[Collected data entries]
══════════
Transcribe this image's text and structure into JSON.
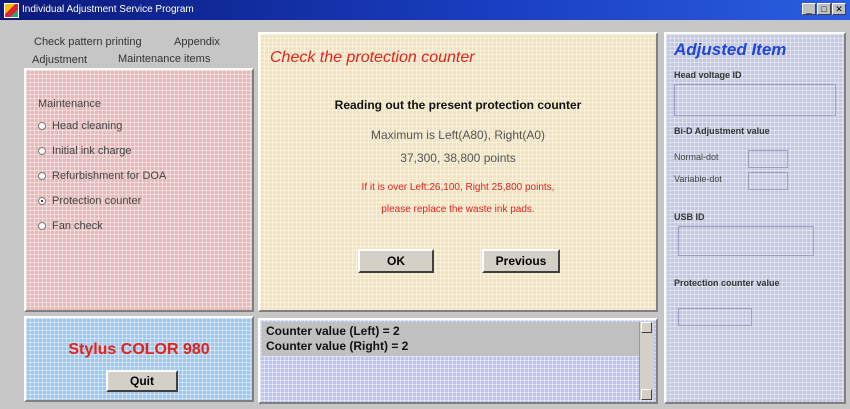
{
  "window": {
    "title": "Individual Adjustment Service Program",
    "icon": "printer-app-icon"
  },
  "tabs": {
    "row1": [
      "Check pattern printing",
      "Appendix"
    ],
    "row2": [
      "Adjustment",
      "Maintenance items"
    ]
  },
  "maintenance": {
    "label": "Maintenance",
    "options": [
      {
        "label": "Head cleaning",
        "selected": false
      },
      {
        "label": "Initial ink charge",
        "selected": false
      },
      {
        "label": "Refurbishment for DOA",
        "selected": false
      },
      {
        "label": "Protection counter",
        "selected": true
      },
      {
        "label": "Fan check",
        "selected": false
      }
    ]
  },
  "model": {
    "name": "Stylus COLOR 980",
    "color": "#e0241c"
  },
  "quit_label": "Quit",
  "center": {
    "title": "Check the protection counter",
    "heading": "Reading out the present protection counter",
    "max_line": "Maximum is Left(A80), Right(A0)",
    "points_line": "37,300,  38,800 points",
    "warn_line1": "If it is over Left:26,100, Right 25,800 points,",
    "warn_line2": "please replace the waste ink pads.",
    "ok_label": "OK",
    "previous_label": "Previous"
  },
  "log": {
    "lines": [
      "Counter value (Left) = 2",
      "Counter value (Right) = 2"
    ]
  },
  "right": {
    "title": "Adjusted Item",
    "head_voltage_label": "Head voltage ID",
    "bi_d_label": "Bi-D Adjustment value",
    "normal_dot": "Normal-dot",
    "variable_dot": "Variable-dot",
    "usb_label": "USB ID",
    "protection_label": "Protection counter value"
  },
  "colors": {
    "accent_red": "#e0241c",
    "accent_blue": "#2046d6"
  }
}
══════════
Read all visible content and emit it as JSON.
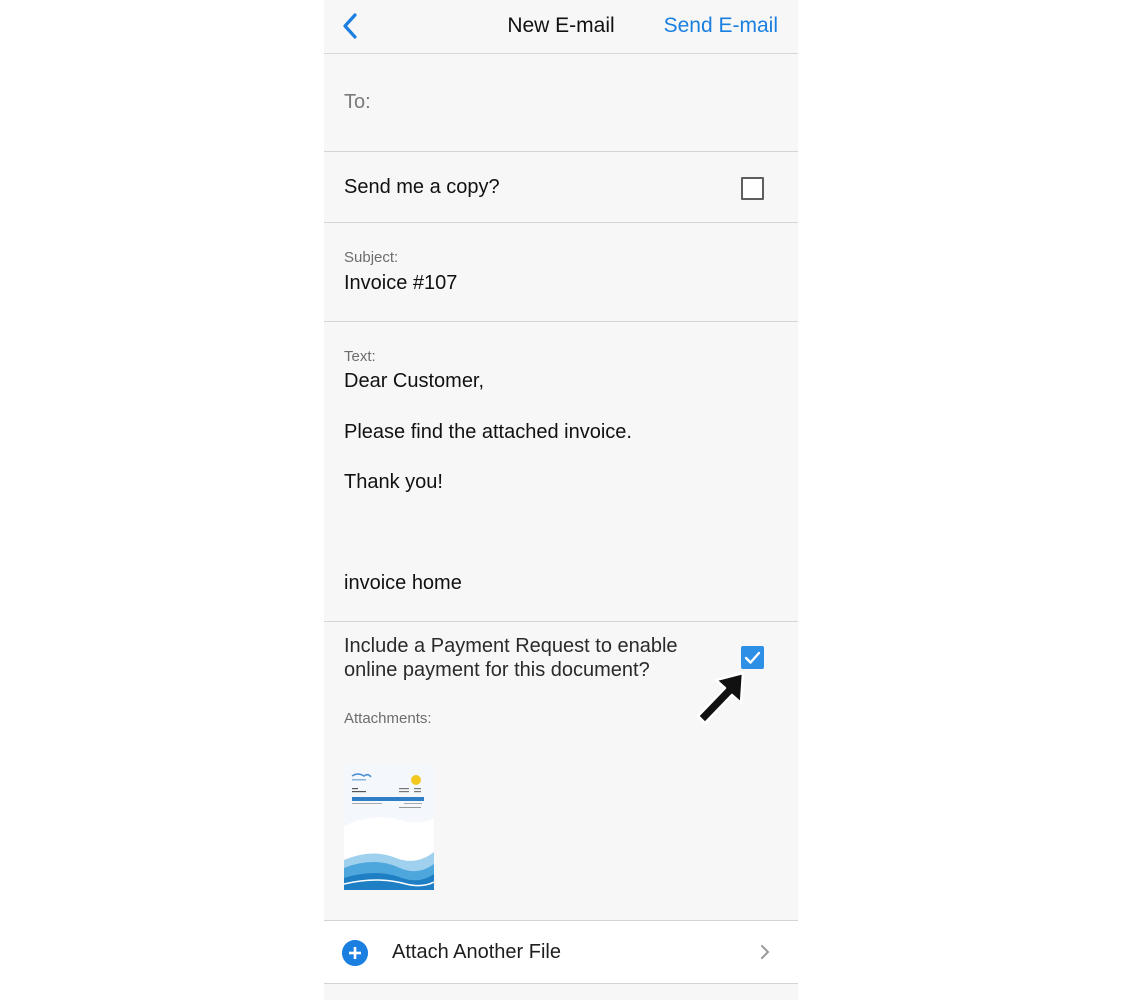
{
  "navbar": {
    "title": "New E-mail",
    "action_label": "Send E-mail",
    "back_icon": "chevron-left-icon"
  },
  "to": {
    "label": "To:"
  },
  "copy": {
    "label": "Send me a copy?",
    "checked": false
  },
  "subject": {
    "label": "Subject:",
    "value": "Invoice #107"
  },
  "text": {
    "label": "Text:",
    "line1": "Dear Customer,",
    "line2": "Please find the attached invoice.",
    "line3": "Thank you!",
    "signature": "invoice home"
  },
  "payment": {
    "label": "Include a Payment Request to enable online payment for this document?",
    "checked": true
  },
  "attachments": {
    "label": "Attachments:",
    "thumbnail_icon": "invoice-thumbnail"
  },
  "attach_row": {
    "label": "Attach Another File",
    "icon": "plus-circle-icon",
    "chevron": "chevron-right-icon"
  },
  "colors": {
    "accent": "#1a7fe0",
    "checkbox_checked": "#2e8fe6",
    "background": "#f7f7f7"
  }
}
══════════
* Required work *
From the records given above, copy all lines containing "title".

* Result for this task *
    "title": "Individual Adjustment Service Program",
    "title": "Check the protection counter",
    "title": "Adjusted Item",
    "title": "New E-mail",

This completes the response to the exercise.